Instructions to follow - Retype all of the data exactly as given.

Material for the task -
<<<<
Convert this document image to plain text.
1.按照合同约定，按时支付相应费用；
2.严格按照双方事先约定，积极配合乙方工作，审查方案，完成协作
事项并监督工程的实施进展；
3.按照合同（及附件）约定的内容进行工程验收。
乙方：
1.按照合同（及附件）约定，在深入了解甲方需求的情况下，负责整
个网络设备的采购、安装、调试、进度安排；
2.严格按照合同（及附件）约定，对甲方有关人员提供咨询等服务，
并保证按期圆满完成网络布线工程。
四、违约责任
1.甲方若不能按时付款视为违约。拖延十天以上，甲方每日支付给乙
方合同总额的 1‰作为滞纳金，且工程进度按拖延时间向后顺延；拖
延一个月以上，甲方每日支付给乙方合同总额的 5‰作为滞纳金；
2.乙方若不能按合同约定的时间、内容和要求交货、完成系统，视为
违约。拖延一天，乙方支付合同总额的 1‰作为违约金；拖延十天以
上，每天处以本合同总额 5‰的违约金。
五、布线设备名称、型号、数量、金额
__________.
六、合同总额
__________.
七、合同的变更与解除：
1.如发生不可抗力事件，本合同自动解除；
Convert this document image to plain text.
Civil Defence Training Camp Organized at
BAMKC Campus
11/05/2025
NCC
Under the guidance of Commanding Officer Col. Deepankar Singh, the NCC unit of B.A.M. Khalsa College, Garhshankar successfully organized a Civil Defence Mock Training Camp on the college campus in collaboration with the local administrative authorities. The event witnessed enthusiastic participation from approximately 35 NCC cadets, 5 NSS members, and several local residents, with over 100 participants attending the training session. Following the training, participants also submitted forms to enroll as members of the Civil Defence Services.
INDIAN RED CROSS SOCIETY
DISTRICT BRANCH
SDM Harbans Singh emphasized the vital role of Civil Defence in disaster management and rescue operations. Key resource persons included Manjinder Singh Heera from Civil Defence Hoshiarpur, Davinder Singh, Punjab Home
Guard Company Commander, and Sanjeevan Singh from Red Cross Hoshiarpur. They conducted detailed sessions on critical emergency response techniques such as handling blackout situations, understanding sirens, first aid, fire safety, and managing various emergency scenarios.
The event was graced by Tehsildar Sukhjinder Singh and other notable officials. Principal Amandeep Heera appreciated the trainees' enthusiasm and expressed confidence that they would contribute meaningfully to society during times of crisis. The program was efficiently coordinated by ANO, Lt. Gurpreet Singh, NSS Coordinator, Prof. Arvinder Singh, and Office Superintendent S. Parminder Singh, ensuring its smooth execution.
>>>>
Reply -
Convert this document image to plain text.
1.按照合同约定，按时支付相应费用；
2.严格按照双方事先约定，积极配合乙方工作，审查方案，完成协作
事项并监督工程的实施进展；
3.按照合同（及附件）约定的内容进行工程验收。
乙方：
1.按照合同（及附件）约定，在深入了解甲方需求的情况下，负责整
个网络设备的采购、安装、调试、进度安排；
2.严格按照合同（及附件）约定，对甲方有关人员提供咨询等服务，
并保证按期圆满完成网络布线工程。
四、违约责任
1.甲方若不能按时付款视为违约。拖延十天以上，甲方每日支付给乙
方合同总额的 1‰作为滞纳金，且工程进度按拖延时间向后顺延；拖
延一个月以上，甲方每日支付给乙方合同总额的 5‰作为滞纳金；
2.乙方若不能按合同约定的时间、内容和要求交货、完成系统，视为
违约。拖延一天，乙方支付合同总额的 1‰作为违约金；拖延十天以
上，每天处以本合同总额 5‰的违约金。
五、布线设备名称、型号、数量、金额
__________.
六、合同总额
__________.
七、合同的变更与解除：
1.如发生不可抗力事件，本合同自动解除；
Convert this document image to plain text.
Civil Defence Training Camp Organized at
BAMKC Campus
11/05/2025
NCC
Under the guidance of Commanding Officer Col. Deepankar Singh, the NCC unit of B.A.M. Khalsa College, Garhshankar successfully organized a Civil Defence Mock Training Camp on the college campus in collaboration with the local administrative authorities. The event witnessed enthusiastic participation from approximately 35 NCC cadets, 5 NSS members, and several local residents, with over 100 participants attending the training session. Following the training, participants also submitted forms to enroll as members of the Civil Defence Services.
INDIAN RED CROSS SOCIETY
DISTRICT BRANCH
SDM Harbans Singh emphasized the vital role of Civil Defence in disaster management and rescue operations. Key resource persons included Manjinder Singh Heera from Civil Defence Hoshiarpur, Davinder Singh, Punjab Home
Guard Company Commander, and Sanjeevan Singh from Red Cross Hoshiarpur. They conducted detailed sessions on critical emergency response techniques such as handling blackout situations, understanding sirens, first aid, fire safety, and managing various emergency scenarios.
The event was graced by Tehsildar Sukhjinder Singh and other notable officials. Principal Amandeep Heera appreciated the trainees' enthusiasm and expressed confidence that they would contribute meaningfully to society during times of crisis. The program was efficiently coordinated by ANO, Lt. Gurpreet Singh, NSS Coordinator, Prof. Arvinder Singh, and Office Superintendent S. Parminder Singh, ensuring its smooth execution.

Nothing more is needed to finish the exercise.